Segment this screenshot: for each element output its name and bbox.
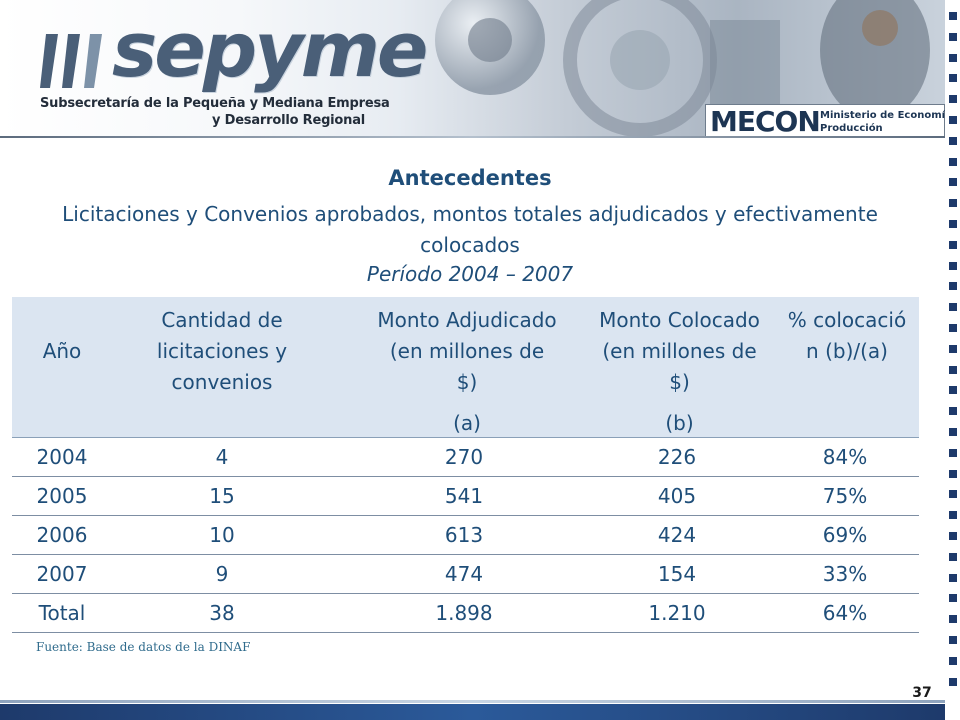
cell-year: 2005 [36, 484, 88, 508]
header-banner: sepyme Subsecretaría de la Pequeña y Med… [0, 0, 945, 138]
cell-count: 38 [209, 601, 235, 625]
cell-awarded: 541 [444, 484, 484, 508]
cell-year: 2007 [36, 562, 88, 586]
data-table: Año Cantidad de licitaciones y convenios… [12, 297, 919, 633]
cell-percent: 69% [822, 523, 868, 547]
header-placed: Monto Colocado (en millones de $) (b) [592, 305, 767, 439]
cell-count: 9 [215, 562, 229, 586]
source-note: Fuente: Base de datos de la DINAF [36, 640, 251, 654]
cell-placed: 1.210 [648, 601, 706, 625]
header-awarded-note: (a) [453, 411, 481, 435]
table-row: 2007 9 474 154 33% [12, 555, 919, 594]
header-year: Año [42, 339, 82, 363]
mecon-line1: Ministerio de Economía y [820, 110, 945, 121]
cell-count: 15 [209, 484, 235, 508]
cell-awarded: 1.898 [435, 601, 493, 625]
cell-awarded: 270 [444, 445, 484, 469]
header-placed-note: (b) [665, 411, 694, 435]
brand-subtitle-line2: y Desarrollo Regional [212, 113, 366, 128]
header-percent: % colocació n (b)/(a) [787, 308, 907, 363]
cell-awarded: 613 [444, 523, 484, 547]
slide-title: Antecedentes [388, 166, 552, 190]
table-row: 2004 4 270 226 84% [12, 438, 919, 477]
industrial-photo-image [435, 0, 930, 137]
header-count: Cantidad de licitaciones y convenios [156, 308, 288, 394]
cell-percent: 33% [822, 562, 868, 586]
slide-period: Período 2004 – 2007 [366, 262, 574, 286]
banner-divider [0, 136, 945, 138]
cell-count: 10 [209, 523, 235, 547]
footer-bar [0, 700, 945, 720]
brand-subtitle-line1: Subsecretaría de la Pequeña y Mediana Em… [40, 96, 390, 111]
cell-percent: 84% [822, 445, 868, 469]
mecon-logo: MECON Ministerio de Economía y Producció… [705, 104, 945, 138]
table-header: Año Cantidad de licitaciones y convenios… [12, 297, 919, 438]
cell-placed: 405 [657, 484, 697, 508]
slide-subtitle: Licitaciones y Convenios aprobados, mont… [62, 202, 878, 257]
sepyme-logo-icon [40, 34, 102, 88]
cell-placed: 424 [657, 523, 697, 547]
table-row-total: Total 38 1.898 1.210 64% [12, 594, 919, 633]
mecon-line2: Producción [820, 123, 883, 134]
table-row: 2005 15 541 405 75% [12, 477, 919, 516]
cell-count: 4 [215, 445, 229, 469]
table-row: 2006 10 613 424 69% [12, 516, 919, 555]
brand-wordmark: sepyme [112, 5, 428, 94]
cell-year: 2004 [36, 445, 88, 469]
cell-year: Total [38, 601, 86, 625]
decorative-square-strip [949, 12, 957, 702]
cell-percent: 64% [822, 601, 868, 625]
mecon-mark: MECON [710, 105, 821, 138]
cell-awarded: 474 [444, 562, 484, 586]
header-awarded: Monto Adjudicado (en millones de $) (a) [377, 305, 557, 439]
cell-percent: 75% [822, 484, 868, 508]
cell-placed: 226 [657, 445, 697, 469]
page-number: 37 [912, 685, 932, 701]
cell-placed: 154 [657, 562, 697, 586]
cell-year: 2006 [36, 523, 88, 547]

----------

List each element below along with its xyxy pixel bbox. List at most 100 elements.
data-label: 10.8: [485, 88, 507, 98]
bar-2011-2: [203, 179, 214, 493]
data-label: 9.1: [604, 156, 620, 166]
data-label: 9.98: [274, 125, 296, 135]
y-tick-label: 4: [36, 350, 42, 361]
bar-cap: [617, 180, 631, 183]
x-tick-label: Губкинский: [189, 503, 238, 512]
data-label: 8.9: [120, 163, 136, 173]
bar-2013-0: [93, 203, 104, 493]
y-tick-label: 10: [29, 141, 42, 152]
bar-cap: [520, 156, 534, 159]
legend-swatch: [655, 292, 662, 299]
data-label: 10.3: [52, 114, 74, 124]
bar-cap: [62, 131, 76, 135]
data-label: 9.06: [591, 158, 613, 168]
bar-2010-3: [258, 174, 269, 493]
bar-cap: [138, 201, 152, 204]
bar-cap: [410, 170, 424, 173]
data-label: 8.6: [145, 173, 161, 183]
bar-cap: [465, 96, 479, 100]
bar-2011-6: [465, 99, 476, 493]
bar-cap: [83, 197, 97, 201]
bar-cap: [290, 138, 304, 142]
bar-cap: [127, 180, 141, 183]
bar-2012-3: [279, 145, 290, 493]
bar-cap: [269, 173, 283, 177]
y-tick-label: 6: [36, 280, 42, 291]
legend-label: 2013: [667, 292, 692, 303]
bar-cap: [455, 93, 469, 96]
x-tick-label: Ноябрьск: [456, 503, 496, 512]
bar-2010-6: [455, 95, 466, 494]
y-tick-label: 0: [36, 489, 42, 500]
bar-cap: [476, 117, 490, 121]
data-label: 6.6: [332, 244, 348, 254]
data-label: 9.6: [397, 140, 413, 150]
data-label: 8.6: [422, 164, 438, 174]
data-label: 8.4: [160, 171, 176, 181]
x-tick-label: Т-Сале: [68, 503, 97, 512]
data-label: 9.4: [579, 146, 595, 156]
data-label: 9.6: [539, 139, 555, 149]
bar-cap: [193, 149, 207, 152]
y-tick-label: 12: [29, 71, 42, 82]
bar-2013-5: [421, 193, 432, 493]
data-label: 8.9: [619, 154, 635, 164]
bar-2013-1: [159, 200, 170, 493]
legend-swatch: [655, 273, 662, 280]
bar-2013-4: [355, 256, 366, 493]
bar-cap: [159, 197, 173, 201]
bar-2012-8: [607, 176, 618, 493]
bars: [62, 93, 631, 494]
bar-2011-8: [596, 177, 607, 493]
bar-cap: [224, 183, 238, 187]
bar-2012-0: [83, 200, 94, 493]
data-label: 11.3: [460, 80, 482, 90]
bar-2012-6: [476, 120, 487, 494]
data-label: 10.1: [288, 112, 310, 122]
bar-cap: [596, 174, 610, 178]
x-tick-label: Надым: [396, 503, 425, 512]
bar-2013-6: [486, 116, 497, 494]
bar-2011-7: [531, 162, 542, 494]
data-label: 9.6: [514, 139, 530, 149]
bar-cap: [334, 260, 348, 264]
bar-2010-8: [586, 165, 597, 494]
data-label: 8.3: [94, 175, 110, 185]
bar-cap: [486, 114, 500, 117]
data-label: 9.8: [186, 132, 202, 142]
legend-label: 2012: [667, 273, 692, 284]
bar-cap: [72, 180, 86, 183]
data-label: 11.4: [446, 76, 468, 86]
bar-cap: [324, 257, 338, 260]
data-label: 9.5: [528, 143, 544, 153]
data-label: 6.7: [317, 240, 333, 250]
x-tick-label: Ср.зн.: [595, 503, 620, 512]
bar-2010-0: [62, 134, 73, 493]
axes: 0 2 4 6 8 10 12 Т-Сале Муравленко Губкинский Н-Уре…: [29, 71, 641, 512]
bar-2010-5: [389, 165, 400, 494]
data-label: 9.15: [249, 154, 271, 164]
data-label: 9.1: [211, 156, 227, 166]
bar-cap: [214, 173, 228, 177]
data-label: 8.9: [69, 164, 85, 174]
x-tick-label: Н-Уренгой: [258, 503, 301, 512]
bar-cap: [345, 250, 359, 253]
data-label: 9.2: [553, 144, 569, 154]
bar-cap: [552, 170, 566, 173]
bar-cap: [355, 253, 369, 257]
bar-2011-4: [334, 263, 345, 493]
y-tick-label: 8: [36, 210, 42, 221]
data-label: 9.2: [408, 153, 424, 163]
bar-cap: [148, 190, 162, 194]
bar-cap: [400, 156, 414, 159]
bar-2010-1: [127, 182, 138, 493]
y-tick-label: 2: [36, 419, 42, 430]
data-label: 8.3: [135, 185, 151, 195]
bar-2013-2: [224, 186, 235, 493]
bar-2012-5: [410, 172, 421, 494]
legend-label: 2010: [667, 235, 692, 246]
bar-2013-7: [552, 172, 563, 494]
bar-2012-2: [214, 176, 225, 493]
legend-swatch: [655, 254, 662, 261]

----------

> **Directions**:
Rewrite the lines from the line with "List each element" up to and including the line with "bar-2011-8: [596, 177, 607, 493]", replacing "legend-swatch" with "legend-marker" and leaving everything else as it is.

> **The solution**:
List each element below along with its xyxy pixel bbox. List at most 100 elements.
data-label: 10.8: [485, 88, 507, 98]
bar-2011-2: [203, 179, 214, 493]
data-label: 9.1: [604, 156, 620, 166]
data-label: 9.98: [274, 125, 296, 135]
y-tick-label: 4: [36, 350, 42, 361]
bar-cap: [617, 180, 631, 183]
x-tick-label: Губкинский: [189, 503, 238, 512]
data-label: 8.9: [120, 163, 136, 173]
bar-2013-0: [93, 203, 104, 493]
y-tick-label: 10: [29, 141, 42, 152]
bar-cap: [520, 156, 534, 159]
legend-marker: [655, 292, 662, 299]
data-label: 10.3: [52, 114, 74, 124]
bar-cap: [62, 131, 76, 135]
data-label: 9.06: [591, 158, 613, 168]
bar-2010-3: [258, 174, 269, 493]
bar-cap: [138, 201, 152, 204]
bar-cap: [410, 170, 424, 173]
data-label: 8.6: [145, 173, 161, 183]
bar-cap: [465, 96, 479, 100]
bar-2011-6: [465, 99, 476, 493]
bar-cap: [83, 197, 97, 201]
bar-cap: [290, 138, 304, 142]
bar-cap: [127, 180, 141, 183]
bar-2012-3: [279, 145, 290, 493]
bar-cap: [269, 173, 283, 177]
y-tick-label: 6: [36, 280, 42, 291]
legend-label: 2013: [667, 292, 692, 303]
bar-cap: [455, 93, 469, 96]
x-tick-label: Ноябрьск: [456, 503, 496, 512]
bar-2010-6: [455, 95, 466, 494]
y-tick-label: 0: [36, 489, 42, 500]
bar-cap: [476, 117, 490, 121]
data-label: 6.6: [332, 244, 348, 254]
data-label: 9.6: [397, 140, 413, 150]
data-label: 8.6: [422, 164, 438, 174]
data-label: 8.4: [160, 171, 176, 181]
x-tick-label: Т-Сале: [68, 503, 97, 512]
data-label: 9.4: [579, 146, 595, 156]
data-label: 9.6: [539, 139, 555, 149]
bar-cap: [193, 149, 207, 152]
y-tick-label: 12: [29, 71, 42, 82]
bar-2013-5: [421, 193, 432, 493]
data-label: 8.9: [619, 154, 635, 164]
bar-2013-1: [159, 200, 170, 493]
legend-marker: [655, 273, 662, 280]
bar-2013-4: [355, 256, 366, 493]
bar-cap: [159, 197, 173, 201]
bar-2012-8: [607, 176, 618, 493]
bars: [62, 93, 631, 494]
bar-2011-8: [596, 177, 607, 493]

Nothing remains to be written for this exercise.